**Listing:**
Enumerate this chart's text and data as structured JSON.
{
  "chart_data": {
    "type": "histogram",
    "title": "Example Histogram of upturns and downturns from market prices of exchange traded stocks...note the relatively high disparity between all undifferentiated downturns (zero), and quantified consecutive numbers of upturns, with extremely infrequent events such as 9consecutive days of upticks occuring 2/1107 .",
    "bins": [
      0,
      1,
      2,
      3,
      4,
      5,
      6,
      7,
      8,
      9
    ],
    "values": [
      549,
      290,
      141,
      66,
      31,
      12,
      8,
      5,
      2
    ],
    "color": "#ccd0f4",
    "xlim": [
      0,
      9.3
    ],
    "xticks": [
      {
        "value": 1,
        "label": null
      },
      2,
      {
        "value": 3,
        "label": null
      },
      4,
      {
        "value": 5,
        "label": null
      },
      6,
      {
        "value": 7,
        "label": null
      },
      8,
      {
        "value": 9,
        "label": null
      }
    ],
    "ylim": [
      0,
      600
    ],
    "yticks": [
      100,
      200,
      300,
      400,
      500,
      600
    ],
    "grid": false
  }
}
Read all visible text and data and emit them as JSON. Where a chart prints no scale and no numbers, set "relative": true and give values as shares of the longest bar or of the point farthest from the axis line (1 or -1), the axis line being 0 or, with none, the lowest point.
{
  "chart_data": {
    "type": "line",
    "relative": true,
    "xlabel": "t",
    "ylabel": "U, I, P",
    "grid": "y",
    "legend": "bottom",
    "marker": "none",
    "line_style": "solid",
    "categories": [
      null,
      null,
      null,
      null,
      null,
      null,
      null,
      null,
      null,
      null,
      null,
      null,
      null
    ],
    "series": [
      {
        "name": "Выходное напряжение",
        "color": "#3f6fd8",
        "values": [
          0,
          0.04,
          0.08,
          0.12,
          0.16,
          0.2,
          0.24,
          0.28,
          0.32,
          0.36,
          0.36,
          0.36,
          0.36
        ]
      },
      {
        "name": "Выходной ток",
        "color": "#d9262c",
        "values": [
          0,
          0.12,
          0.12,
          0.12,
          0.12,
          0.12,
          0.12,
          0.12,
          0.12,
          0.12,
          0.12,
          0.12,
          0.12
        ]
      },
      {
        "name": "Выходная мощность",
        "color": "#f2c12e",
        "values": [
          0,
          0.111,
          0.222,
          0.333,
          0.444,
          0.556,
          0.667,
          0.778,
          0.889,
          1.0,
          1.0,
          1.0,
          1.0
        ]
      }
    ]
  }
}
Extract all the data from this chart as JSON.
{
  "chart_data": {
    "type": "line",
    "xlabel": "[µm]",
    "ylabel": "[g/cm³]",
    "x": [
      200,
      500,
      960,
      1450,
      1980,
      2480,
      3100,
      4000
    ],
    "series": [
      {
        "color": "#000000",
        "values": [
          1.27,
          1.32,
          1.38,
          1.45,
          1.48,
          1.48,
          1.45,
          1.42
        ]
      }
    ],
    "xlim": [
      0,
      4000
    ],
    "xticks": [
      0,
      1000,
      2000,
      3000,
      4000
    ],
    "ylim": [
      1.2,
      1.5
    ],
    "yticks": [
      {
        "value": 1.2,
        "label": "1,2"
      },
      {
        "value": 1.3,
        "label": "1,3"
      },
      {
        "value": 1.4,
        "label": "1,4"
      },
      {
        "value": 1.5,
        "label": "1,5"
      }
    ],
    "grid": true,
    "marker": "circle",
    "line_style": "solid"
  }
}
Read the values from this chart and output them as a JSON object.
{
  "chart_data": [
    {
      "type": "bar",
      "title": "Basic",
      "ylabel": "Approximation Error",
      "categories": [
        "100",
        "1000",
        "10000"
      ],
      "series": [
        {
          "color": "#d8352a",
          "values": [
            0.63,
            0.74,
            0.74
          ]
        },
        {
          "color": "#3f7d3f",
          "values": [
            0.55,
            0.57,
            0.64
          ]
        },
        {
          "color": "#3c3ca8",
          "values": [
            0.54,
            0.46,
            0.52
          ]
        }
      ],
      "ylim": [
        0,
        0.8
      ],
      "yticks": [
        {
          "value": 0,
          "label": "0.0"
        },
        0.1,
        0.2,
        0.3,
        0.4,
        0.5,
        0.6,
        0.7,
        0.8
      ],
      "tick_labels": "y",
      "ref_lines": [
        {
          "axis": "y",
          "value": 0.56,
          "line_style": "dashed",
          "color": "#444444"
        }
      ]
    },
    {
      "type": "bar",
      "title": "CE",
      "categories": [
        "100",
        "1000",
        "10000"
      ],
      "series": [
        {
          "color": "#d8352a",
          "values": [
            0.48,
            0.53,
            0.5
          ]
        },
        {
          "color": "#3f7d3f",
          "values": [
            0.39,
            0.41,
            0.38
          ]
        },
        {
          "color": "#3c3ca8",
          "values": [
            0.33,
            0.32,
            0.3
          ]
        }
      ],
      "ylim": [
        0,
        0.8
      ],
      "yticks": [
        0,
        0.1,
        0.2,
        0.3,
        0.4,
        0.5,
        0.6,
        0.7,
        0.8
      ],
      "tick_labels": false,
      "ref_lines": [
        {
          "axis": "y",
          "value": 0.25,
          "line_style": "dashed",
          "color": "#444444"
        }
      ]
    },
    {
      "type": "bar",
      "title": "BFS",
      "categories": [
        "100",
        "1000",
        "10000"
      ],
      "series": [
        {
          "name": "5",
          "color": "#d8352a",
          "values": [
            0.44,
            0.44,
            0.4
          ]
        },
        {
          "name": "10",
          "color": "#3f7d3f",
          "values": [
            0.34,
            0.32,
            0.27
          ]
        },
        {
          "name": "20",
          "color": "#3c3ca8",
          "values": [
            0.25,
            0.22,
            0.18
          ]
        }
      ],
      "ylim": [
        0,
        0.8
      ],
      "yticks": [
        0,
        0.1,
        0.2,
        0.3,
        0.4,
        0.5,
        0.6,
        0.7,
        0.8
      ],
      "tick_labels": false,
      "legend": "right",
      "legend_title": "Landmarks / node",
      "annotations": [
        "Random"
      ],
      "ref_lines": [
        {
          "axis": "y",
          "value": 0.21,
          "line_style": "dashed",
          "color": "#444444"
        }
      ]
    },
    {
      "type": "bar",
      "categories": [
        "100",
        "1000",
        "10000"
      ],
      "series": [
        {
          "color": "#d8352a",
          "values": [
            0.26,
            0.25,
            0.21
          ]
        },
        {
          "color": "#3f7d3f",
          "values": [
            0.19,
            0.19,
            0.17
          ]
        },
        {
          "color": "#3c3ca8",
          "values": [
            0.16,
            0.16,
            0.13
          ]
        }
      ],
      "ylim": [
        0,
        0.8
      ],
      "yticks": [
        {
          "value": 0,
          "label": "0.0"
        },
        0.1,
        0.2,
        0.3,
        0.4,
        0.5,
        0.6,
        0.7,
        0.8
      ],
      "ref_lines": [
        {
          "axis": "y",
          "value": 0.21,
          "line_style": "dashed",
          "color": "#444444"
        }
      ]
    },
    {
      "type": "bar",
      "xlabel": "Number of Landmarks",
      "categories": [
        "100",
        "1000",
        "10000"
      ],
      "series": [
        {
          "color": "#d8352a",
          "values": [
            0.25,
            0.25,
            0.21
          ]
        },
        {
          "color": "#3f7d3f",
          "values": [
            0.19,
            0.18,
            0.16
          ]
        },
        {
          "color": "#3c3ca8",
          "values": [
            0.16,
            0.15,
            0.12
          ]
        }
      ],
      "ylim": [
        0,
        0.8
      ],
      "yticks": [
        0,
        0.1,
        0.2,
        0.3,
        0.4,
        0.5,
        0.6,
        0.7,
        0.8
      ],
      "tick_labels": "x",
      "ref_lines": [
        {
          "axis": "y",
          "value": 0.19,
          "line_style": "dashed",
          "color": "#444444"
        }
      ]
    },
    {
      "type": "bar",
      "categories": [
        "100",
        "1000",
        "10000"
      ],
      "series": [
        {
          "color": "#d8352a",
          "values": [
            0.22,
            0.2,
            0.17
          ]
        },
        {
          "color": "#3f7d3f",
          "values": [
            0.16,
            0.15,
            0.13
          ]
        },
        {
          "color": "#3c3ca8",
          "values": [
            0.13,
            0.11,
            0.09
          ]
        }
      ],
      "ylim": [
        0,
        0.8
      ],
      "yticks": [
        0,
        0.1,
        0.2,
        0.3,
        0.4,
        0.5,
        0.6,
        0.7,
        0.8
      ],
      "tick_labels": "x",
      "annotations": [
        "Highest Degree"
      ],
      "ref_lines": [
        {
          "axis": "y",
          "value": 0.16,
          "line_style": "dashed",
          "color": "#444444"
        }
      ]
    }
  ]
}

**Work instructions:**
In the listing, find all lines with the string "text" and copy them.

**Problem solution:**
Enumerate this chart's text and data as structured JSON.
Read all visible text and data and emit them as JSON. Where a chart prints no scale and no numbers, set "relative": true and give values as shares of the longest bar or of the point farthest from the axis line (1 or -1), the axis line being 0 or, with none, the lowest point.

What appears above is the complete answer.